[Begin]

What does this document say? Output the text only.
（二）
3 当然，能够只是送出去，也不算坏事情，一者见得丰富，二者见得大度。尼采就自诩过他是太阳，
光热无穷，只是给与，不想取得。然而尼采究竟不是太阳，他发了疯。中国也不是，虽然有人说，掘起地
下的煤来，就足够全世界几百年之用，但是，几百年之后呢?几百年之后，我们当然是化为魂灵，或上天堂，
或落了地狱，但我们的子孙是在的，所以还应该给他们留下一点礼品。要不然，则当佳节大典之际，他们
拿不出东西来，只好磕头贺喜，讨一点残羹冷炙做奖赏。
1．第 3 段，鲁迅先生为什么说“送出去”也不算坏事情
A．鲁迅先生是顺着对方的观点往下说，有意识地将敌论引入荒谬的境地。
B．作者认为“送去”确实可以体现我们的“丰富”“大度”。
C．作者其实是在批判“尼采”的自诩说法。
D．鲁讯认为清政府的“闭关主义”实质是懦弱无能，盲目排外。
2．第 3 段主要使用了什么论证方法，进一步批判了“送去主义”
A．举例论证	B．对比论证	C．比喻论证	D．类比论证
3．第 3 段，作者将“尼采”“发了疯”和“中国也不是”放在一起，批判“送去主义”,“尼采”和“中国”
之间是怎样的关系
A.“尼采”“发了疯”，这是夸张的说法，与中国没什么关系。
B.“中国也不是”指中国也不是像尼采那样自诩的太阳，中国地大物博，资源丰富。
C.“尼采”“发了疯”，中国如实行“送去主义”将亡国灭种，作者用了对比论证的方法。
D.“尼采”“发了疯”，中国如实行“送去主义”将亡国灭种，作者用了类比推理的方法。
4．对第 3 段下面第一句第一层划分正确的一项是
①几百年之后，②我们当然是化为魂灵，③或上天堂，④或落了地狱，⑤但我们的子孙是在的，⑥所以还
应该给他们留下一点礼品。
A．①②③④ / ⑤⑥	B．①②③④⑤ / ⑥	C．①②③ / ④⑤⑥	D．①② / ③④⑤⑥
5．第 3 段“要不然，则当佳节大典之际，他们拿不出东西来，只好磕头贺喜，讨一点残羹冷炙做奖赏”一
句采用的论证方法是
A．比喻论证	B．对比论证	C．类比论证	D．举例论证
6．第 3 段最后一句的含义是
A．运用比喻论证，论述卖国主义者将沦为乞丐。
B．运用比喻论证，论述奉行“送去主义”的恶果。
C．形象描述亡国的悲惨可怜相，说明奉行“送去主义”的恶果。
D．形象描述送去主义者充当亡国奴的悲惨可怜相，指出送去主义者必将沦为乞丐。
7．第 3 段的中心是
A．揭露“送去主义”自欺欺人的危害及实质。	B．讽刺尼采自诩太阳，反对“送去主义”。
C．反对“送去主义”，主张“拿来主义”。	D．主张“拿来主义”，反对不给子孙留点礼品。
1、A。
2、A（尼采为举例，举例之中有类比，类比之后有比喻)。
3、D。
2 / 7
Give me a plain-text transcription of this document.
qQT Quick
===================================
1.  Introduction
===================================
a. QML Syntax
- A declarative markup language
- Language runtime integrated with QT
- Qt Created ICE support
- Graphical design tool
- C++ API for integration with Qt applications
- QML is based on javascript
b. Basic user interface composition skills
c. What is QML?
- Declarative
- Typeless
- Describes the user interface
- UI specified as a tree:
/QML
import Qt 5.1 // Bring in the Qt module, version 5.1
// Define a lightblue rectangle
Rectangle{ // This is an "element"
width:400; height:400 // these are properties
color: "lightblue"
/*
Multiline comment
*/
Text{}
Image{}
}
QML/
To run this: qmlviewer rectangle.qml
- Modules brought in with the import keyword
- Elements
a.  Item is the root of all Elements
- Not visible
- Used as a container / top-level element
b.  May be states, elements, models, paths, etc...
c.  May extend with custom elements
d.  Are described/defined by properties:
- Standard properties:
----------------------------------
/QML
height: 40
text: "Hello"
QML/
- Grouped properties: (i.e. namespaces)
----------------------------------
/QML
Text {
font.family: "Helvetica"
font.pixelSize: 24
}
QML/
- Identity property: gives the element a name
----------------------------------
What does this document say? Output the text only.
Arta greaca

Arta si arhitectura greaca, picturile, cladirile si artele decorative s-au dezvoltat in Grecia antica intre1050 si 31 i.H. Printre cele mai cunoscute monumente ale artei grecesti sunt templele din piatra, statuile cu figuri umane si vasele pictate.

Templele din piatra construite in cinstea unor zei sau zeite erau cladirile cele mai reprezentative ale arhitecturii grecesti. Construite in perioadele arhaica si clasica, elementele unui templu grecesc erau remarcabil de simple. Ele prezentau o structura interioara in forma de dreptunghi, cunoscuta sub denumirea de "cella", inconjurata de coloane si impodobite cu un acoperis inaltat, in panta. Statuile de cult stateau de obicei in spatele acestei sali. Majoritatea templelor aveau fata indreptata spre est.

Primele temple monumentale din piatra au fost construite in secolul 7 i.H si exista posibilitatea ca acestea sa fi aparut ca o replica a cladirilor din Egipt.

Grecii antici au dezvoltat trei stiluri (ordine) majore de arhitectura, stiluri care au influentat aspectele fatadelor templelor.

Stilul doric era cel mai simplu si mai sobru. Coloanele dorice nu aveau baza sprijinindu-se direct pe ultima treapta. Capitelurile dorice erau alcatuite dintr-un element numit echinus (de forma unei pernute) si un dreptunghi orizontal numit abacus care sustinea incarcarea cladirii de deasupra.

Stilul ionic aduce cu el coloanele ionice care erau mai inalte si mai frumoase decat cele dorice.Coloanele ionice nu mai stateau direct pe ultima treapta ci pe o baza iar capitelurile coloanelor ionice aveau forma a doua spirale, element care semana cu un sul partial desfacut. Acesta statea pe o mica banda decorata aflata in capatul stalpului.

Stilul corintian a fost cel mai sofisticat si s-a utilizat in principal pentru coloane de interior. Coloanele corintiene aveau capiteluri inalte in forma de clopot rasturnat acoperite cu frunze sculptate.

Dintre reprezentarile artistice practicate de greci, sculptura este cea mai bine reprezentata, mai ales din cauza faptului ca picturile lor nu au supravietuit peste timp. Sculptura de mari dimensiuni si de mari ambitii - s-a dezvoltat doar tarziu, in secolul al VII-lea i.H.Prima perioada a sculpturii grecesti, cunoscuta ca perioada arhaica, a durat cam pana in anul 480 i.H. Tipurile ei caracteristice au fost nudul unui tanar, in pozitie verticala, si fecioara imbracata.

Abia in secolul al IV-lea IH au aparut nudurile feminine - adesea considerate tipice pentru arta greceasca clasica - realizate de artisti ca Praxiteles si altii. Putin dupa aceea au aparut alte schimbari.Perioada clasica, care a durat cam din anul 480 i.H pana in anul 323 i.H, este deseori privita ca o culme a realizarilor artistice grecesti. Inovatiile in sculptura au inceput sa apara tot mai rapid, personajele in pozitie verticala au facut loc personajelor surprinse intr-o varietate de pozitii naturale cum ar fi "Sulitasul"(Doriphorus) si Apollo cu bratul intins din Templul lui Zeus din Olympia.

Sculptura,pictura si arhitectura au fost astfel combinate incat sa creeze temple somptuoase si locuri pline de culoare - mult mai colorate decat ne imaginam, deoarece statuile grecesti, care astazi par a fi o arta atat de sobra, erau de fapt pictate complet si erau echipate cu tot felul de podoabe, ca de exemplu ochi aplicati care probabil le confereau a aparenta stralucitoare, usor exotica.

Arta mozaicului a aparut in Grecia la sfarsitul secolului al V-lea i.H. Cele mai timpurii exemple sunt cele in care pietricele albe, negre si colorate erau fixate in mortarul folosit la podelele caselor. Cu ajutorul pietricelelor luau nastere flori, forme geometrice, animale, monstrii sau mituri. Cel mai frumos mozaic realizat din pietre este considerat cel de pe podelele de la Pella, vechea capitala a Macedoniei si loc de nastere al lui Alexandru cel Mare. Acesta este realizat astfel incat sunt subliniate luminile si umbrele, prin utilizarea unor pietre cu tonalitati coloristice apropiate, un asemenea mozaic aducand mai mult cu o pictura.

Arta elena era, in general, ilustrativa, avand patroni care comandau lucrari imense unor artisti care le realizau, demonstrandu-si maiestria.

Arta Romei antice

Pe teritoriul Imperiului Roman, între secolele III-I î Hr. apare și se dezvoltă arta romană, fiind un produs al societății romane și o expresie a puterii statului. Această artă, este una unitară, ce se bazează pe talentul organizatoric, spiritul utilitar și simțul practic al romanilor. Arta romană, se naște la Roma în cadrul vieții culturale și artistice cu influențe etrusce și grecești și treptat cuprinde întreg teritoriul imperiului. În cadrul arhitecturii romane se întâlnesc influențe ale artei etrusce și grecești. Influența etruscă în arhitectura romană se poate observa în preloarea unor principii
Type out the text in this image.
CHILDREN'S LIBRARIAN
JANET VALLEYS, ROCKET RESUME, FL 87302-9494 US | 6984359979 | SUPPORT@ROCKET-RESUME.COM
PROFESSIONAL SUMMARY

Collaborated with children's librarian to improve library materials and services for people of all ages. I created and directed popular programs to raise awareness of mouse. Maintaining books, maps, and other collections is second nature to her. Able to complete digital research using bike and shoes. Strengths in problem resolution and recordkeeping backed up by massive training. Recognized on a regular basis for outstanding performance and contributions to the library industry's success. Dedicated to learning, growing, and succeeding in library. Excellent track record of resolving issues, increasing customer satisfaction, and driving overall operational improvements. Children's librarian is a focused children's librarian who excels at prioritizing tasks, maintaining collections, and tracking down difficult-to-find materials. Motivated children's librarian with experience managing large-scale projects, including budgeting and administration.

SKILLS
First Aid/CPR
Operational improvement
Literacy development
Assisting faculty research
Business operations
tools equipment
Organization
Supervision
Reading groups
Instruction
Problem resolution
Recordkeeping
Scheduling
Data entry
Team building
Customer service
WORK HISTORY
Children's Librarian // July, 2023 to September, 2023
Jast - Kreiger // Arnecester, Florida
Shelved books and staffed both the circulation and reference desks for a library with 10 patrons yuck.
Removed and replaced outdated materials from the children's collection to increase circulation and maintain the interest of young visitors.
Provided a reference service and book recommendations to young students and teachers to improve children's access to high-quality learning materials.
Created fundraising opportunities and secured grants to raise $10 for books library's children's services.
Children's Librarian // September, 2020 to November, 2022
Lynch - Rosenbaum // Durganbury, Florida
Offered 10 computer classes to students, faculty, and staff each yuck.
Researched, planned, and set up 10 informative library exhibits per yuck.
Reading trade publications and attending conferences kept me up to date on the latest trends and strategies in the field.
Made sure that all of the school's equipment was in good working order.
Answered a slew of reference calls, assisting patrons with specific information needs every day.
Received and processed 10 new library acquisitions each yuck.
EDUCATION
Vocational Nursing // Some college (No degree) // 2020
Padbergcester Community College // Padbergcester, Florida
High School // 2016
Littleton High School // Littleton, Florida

[End]

■ Exercise directions: Identify which lines contain the word "dorice" and copy each one.

■ Full answer:
Stilul doric era cel mai simplu si mai sobru. Coloanele dorice nu aveau baza sprijinindu-se direct pe ultima treapta. Capitelurile dorice erau alcatuite dintr-un element numit echinus (de forma unei pernute) si un dreptunghi orizontal numit abacus care sustinea incarcarea cladirii de deasupra.
Stilul ionic aduce cu el coloanele ionice care erau mai inalte si mai frumoase decat cele dorice.Coloanele ionice nu mai stateau direct pe ultima treapta ci pe o baza iar capitelurile coloanelor ionice aveau forma a doua spirale, element care semana cu un sul partial desfacut. Acesta statea pe o mica banda decorata aflata in capatul stalpului.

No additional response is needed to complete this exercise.